**Exercise task:**
Count lines holding the string "Confirmed" in the data that follows. Reply with one number only.

_ _ _ _ _ _ _

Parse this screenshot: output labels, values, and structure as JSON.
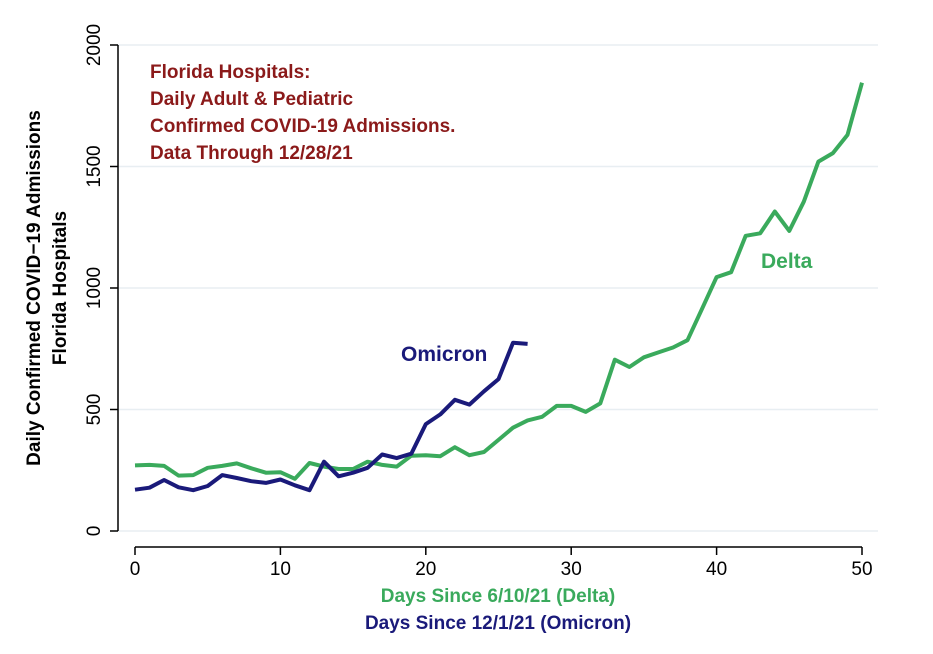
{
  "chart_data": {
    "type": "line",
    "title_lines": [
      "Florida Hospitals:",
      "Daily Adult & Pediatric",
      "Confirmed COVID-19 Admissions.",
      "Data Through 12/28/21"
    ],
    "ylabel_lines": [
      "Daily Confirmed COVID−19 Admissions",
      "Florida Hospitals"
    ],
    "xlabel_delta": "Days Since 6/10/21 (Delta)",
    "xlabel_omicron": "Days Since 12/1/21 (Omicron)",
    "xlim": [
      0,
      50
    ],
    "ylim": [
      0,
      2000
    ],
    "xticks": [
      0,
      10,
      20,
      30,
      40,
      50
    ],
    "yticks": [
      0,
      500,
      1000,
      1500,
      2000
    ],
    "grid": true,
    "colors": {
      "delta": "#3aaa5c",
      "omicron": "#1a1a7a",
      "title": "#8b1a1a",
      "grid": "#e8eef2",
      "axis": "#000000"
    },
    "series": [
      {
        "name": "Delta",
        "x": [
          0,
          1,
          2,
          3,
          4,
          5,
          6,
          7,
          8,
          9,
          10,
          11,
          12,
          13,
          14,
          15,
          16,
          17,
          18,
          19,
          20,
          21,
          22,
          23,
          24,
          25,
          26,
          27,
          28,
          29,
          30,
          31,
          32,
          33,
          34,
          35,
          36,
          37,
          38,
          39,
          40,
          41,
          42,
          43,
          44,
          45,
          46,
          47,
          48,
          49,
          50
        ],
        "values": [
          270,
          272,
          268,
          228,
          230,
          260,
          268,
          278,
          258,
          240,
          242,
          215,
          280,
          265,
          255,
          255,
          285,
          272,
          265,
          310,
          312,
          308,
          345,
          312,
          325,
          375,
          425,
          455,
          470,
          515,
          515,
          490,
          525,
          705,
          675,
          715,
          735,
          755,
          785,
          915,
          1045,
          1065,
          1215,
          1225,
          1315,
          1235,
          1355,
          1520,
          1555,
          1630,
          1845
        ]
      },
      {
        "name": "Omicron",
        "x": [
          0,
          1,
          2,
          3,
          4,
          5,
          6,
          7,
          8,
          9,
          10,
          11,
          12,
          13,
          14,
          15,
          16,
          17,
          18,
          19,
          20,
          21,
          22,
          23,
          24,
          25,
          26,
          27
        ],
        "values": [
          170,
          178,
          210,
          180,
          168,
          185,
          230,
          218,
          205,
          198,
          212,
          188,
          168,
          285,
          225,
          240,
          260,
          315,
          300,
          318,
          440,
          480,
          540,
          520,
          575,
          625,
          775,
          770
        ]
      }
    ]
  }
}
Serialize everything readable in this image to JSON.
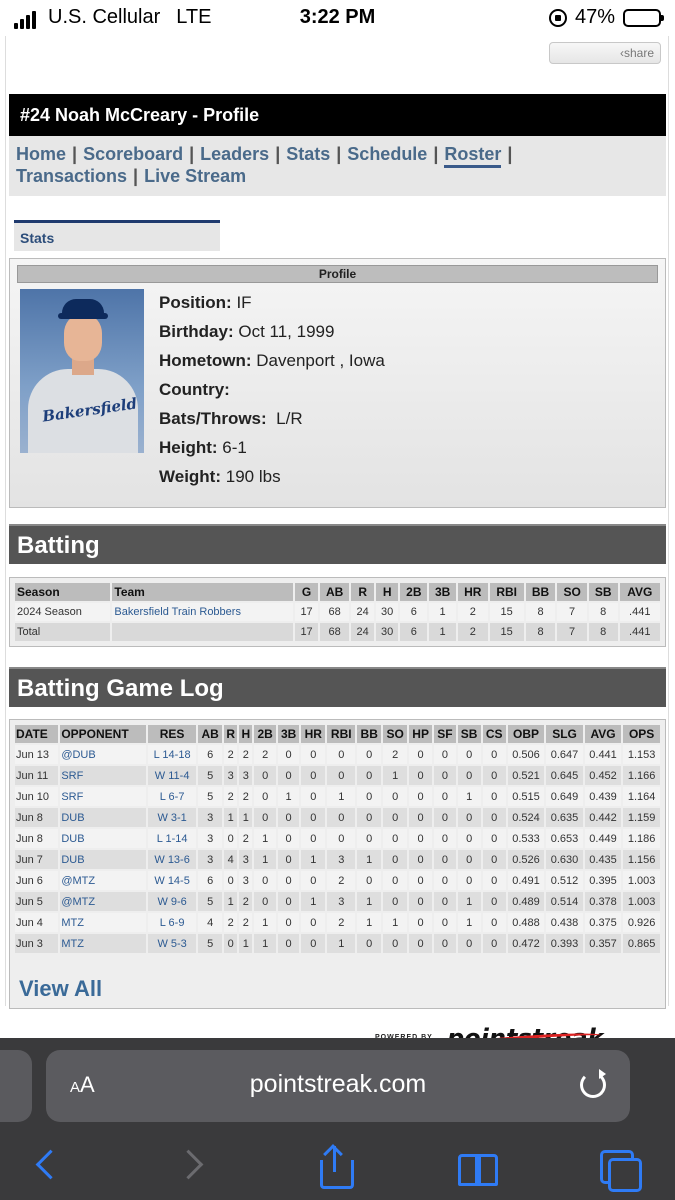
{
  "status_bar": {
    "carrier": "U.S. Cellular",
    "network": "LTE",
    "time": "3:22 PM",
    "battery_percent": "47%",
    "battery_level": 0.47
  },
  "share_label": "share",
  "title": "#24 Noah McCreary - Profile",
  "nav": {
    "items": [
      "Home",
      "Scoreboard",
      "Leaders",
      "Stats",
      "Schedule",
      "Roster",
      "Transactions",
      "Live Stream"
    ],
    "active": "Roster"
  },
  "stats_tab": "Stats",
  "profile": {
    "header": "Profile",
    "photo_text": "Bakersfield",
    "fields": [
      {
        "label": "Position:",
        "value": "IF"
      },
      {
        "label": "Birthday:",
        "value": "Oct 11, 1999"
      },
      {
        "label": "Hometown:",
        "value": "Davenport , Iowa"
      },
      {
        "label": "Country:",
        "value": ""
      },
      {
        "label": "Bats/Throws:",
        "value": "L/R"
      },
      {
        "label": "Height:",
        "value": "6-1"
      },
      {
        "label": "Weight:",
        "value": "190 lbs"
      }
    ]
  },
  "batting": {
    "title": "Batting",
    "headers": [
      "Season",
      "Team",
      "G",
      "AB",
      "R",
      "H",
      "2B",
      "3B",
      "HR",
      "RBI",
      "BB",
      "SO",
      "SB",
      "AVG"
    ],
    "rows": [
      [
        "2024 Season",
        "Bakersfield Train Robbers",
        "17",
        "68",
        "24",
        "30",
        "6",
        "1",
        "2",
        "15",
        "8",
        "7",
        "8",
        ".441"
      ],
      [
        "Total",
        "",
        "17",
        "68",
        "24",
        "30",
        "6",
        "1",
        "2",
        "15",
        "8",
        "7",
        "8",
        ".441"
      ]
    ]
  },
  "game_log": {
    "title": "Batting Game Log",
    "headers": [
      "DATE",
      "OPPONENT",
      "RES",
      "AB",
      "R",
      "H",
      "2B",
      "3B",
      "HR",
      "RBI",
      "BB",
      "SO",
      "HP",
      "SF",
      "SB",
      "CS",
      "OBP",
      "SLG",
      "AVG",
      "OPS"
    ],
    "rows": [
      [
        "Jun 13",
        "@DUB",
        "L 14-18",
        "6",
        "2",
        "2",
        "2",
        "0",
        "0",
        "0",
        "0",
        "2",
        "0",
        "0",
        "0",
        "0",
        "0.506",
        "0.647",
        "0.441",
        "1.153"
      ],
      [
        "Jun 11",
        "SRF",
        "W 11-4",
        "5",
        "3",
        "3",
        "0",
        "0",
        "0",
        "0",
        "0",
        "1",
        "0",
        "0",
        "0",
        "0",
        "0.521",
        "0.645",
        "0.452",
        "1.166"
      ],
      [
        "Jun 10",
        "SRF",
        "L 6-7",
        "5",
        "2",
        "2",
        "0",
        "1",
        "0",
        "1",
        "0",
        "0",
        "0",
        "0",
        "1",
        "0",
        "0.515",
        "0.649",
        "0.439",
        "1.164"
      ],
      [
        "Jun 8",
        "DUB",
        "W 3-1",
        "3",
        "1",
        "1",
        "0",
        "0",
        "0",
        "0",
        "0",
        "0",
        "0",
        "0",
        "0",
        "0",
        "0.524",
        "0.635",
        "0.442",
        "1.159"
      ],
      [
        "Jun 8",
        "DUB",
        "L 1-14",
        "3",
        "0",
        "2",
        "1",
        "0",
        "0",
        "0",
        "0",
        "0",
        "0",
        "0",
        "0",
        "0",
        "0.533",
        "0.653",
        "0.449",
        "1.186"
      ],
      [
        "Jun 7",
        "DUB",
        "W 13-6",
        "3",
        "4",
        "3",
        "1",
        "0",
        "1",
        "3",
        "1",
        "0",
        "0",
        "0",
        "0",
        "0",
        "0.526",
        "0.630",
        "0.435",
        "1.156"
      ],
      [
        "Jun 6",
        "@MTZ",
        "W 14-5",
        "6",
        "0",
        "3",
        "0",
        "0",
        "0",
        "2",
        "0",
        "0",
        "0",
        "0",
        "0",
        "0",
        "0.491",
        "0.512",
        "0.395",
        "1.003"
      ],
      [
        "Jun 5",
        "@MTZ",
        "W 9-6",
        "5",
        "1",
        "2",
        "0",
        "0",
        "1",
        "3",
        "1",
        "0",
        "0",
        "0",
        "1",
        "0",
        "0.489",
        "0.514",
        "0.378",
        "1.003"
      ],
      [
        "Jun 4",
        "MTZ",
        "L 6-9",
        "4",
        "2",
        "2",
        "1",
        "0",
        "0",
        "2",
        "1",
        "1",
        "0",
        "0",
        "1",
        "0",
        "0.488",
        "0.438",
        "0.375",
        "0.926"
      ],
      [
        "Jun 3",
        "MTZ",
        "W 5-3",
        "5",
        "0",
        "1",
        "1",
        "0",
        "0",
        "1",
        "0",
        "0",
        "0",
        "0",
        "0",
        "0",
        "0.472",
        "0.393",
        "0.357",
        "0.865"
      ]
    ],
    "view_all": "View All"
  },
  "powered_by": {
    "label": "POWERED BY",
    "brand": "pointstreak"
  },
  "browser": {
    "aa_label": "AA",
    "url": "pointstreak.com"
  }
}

_ _ _ _ _ _ _

**Output of the task:**
2